— begin THE DATA —
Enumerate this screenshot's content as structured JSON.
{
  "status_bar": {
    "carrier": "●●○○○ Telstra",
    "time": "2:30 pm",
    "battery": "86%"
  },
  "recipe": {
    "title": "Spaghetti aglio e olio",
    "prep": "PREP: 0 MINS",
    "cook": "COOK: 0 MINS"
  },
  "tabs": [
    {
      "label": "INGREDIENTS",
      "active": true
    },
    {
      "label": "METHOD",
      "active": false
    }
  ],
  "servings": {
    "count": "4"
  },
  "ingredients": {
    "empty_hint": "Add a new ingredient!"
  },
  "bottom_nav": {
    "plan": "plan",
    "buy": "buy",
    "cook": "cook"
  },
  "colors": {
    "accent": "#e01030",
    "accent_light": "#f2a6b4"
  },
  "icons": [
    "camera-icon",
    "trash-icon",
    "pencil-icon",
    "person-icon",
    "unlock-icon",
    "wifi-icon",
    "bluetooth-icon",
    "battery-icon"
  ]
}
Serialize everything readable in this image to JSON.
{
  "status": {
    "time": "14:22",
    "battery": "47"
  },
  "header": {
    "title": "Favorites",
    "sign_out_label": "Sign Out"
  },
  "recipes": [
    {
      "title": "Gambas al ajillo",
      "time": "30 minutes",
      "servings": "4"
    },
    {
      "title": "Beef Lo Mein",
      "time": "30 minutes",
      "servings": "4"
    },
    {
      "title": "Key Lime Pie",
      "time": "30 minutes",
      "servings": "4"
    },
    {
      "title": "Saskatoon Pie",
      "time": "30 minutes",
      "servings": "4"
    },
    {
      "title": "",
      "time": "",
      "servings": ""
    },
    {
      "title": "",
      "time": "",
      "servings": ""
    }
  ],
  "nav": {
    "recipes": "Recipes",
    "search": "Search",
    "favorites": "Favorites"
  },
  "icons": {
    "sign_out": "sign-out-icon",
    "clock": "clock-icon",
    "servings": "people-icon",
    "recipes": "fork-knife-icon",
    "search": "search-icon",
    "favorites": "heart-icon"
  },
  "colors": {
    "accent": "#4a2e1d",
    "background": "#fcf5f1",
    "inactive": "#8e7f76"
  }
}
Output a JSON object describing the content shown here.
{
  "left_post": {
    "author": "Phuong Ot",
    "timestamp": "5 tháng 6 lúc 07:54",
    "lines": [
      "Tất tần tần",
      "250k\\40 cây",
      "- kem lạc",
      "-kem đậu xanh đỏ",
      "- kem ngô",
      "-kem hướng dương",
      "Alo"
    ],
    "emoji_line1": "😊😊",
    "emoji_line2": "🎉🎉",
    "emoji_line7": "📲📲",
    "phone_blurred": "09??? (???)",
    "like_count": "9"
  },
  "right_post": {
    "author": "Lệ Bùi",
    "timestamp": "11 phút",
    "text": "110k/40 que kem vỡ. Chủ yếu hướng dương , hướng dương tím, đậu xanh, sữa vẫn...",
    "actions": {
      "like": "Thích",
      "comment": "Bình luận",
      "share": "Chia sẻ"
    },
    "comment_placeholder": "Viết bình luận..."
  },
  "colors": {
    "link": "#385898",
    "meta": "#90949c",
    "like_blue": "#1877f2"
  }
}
— end THE DATA —
Write the listing out again, exactly as it reads.

# SOLUTION
Enumerate this screenshot's content as structured JSON.
{
  "status_bar": {
    "carrier": "●●○○○ Telstra",
    "time": "2:30 pm",
    "battery": "86%"
  },
  "recipe": {
    "title": "Spaghetti aglio e olio",
    "prep": "PREP: 0 MINS",
    "cook": "COOK: 0 MINS"
  },
  "tabs": [
    {
      "label": "INGREDIENTS",
      "active": true
    },
    {
      "label": "METHOD",
      "active": false
    }
  ],
  "servings": {
    "count": "4"
  },
  "ingredients": {
    "empty_hint": "Add a new ingredient!"
  },
  "bottom_nav": {
    "plan": "plan",
    "buy": "buy",
    "cook": "cook"
  },
  "colors": {
    "accent": "#e01030",
    "accent_light": "#f2a6b4"
  },
  "icons": [
    "camera-icon",
    "trash-icon",
    "pencil-icon",
    "person-icon",
    "unlock-icon",
    "wifi-icon",
    "bluetooth-icon",
    "battery-icon"
  ]
}
Serialize everything readable in this image to JSON.
{
  "status": {
    "time": "14:22",
    "battery": "47"
  },
  "header": {
    "title": "Favorites",
    "sign_out_label": "Sign Out"
  },
  "recipes": [
    {
      "title": "Gambas al ajillo",
      "time": "30 minutes",
      "servings": "4"
    },
    {
      "title": "Beef Lo Mein",
      "time": "30 minutes",
      "servings": "4"
    },
    {
      "title": "Key Lime Pie",
      "time": "30 minutes",
      "servings": "4"
    },
    {
      "title": "Saskatoon Pie",
      "time": "30 minutes",
      "servings": "4"
    },
    {
      "title": "",
      "time": "",
      "servings": ""
    },
    {
      "title": "",
      "time": "",
      "servings": ""
    }
  ],
  "nav": {
    "recipes": "Recipes",
    "search": "Search",
    "favorites": "Favorites"
  },
  "icons": {
    "sign_out": "sign-out-icon",
    "clock": "clock-icon",
    "servings": "people-icon",
    "recipes": "fork-knife-icon",
    "search": "search-icon",
    "favorites": "heart-icon"
  },
  "colors": {
    "accent": "#4a2e1d",
    "background": "#fcf5f1",
    "inactive": "#8e7f76"
  }
}
Output a JSON object describing the content shown here.
{
  "left_post": {
    "author": "Phuong Ot",
    "timestamp": "5 tháng 6 lúc 07:54",
    "lines": [
      "Tất tần tần",
      "250k\\40 cây",
      "- kem lạc",
      "-kem đậu xanh đỏ",
      "- kem ngô",
      "-kem hướng dương",
      "Alo"
    ],
    "emoji_line1": "😊😊",
    "emoji_line2": "🎉🎉",
    "emoji_line7": "📲📲",
    "phone_blurred": "09??? (???)",
    "like_count": "9"
  },
  "right_post": {
    "author": "Lệ Bùi",
    "timestamp": "11 phút",
    "text": "110k/40 que kem vỡ. Chủ yếu hướng dương , hướng dương tím, đậu xanh, sữa vẫn...",
    "actions": {
      "like": "Thích",
      "comment": "Bình luận",
      "share": "Chia sẻ"
    },
    "comment_placeholder": "Viết bình luận..."
  },
  "colors": {
    "link": "#385898",
    "meta": "#90949c",
    "like_blue": "#1877f2"
  }
}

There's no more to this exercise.